▶ [DIRECTIONS] Copy every line in the records below that contains the word "Bitcoin".
——
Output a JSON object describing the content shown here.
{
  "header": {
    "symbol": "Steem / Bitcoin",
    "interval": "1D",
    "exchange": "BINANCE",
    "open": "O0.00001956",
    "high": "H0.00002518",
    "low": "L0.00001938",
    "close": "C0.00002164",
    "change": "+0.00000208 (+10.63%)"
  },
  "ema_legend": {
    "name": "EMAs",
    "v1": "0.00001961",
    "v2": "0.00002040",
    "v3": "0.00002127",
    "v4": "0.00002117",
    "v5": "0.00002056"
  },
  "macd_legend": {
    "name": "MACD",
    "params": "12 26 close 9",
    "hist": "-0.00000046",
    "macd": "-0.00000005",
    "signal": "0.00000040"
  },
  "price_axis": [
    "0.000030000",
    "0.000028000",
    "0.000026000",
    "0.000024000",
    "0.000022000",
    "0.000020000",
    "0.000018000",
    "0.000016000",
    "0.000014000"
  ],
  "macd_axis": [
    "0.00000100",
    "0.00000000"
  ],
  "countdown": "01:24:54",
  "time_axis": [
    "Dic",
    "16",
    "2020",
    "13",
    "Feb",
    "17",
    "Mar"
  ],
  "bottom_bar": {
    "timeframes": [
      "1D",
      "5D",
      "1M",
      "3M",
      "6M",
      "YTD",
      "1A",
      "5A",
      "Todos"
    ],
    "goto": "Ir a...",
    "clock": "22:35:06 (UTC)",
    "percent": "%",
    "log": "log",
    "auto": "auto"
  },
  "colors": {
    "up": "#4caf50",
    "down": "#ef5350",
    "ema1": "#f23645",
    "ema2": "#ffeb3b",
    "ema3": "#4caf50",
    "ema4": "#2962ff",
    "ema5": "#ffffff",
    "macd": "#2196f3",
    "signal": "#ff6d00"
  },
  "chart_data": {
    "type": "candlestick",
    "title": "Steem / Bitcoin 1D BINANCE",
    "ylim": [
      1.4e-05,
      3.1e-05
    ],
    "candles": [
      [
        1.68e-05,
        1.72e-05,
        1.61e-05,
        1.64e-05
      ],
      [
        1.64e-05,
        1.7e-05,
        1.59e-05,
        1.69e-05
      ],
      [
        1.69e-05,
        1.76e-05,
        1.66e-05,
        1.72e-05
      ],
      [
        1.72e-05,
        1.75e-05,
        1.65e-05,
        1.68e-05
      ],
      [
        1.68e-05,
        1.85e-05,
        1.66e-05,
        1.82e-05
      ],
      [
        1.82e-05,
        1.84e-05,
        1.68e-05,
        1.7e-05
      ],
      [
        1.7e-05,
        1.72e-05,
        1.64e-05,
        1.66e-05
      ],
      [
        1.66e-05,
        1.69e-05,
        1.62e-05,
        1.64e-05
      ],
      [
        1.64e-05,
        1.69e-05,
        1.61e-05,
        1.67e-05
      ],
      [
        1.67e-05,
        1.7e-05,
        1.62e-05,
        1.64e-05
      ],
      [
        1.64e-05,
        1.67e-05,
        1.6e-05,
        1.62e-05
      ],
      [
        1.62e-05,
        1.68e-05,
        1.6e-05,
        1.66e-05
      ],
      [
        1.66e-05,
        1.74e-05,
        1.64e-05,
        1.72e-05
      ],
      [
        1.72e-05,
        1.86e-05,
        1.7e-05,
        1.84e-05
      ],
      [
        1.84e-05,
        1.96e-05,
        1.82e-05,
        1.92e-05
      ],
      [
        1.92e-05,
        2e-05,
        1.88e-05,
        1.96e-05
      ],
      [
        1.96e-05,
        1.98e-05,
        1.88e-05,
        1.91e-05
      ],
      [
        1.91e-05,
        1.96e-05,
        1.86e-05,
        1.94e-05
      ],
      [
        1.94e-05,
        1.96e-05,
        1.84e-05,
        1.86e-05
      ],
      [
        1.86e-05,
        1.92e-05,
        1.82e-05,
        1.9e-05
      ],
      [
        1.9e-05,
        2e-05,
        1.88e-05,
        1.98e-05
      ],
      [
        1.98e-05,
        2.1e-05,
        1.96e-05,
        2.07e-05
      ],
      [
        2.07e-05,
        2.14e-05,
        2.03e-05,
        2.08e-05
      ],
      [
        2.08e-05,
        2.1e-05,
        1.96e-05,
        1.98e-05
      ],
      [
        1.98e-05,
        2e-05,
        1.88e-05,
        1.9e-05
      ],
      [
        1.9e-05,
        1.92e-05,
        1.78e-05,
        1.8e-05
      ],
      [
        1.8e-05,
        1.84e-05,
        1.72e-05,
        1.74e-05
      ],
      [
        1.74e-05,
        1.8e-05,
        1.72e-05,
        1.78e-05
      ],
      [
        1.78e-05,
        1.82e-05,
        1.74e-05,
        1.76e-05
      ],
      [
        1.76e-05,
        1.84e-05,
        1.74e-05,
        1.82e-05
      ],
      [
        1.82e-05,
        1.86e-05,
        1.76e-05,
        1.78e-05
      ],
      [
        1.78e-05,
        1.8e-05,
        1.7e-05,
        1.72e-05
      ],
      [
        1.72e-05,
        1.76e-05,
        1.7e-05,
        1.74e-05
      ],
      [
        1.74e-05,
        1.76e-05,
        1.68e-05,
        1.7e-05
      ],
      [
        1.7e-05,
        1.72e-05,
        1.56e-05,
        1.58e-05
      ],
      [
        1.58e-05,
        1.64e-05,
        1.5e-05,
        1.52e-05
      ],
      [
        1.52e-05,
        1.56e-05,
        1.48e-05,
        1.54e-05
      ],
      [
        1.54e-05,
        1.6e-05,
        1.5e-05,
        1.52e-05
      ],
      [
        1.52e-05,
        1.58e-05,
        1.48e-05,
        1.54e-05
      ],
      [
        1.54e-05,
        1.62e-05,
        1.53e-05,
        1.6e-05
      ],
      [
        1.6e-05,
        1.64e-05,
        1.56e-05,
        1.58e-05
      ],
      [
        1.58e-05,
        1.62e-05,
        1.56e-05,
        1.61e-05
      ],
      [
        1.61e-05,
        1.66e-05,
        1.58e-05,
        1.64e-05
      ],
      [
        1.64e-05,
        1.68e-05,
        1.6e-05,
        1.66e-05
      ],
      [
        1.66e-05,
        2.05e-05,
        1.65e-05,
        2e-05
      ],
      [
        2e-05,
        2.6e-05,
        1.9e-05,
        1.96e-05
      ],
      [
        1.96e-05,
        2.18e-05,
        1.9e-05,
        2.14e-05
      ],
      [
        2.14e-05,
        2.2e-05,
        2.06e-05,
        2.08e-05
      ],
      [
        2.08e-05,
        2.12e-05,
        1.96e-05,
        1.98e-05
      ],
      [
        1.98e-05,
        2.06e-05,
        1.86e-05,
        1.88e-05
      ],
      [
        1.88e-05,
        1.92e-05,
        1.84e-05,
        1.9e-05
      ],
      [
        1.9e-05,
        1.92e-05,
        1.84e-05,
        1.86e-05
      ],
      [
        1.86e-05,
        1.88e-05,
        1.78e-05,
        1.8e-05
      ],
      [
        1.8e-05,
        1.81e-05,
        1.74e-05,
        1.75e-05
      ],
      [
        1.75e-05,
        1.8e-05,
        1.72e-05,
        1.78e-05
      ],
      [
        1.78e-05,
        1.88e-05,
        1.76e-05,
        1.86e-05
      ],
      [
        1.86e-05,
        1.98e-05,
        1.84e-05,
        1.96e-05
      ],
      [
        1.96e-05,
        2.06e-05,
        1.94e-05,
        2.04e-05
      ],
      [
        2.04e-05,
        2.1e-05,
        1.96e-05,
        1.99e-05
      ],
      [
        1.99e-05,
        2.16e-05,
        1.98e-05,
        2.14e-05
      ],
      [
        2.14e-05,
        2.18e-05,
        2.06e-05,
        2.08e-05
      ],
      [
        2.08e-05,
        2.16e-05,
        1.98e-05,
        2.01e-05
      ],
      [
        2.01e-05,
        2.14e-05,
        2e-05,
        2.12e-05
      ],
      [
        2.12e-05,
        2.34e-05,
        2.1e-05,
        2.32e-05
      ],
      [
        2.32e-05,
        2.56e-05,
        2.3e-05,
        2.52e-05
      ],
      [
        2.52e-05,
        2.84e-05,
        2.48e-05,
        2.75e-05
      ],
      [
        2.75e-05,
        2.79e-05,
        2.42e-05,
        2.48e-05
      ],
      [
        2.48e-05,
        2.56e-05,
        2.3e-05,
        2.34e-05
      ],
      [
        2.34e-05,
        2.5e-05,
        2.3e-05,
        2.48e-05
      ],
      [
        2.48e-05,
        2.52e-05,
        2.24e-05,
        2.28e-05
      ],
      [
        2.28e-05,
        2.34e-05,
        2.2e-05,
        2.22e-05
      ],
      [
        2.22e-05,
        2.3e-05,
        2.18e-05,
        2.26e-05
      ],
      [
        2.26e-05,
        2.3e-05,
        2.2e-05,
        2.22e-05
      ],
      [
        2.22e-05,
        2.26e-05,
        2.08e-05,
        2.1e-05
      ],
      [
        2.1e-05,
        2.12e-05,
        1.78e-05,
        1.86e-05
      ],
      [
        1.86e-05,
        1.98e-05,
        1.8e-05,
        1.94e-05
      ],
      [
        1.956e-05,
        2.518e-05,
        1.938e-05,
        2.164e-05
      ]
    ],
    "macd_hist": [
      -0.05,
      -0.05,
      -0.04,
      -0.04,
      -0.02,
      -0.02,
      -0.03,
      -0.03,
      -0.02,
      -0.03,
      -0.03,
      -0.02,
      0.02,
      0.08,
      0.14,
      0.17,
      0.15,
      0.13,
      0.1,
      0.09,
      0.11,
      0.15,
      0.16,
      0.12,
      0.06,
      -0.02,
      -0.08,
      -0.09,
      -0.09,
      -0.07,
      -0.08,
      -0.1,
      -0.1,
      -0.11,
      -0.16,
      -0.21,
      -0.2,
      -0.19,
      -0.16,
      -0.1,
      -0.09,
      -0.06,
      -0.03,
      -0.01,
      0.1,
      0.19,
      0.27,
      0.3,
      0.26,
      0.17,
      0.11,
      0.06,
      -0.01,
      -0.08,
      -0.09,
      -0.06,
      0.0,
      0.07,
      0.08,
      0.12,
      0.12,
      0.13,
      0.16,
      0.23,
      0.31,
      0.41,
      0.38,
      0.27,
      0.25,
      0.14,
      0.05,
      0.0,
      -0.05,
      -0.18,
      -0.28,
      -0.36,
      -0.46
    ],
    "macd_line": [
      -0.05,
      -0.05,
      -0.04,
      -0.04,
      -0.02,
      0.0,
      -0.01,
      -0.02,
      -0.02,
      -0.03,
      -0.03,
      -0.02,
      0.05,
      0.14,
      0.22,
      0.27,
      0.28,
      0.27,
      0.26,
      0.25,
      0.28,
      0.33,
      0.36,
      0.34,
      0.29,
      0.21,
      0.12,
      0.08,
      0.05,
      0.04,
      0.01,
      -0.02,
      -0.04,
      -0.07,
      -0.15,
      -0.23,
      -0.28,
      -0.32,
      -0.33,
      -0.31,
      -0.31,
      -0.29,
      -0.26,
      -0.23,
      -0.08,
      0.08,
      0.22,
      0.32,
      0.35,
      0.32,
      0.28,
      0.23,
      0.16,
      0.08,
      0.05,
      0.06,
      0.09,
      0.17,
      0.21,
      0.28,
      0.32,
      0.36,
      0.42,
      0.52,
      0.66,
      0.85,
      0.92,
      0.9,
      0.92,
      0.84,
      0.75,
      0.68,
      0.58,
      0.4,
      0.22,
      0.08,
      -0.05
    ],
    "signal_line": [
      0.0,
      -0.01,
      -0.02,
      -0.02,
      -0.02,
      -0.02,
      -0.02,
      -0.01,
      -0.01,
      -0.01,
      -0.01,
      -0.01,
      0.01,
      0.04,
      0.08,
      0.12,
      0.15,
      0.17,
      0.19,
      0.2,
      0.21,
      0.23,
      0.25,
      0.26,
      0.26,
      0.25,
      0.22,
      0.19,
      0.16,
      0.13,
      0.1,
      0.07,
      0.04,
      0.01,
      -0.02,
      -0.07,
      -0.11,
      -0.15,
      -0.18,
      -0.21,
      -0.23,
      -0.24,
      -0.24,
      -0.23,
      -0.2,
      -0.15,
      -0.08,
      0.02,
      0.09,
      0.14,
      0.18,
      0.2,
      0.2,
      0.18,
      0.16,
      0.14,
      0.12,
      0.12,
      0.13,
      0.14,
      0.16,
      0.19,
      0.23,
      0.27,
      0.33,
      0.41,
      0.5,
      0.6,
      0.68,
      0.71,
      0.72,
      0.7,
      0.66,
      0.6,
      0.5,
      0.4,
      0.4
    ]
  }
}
——
▶ [WRITTEN RESPONSE]
    "symbol": "Steem / Bitcoin",
    "title": "Steem / Bitcoin 1D BINANCE",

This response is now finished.